* [Task to carry out] Return the listing word for word, as given.
___ Records to use
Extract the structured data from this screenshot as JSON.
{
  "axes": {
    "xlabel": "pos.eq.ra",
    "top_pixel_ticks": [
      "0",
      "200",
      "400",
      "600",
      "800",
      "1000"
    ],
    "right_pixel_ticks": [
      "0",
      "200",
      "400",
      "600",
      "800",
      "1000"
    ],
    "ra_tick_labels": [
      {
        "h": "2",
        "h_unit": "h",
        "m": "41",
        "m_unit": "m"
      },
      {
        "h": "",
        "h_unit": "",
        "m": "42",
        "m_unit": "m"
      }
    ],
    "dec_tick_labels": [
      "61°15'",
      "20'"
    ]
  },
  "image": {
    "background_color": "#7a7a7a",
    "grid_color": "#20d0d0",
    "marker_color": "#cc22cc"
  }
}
______
* [Exercise output]
Extract the structured data from this screenshot as JSON.
{
  "axes": {
    "xlabel": "pos.eq.ra",
    "top_pixel_ticks": [
      "0",
      "200",
      "400",
      "600",
      "800",
      "1000"
    ],
    "right_pixel_ticks": [
      "0",
      "200",
      "400",
      "600",
      "800",
      "1000"
    ],
    "ra_tick_labels": [
      {
        "h": "2",
        "h_unit": "h",
        "m": "41",
        "m_unit": "m"
      },
      {
        "h": "",
        "h_unit": "",
        "m": "42",
        "m_unit": "m"
      }
    ],
    "dec_tick_labels": [
      "61°15'",
      "20'"
    ]
  },
  "image": {
    "background_color": "#7a7a7a",
    "grid_color": "#20d0d0",
    "marker_color": "#cc22cc"
  }
}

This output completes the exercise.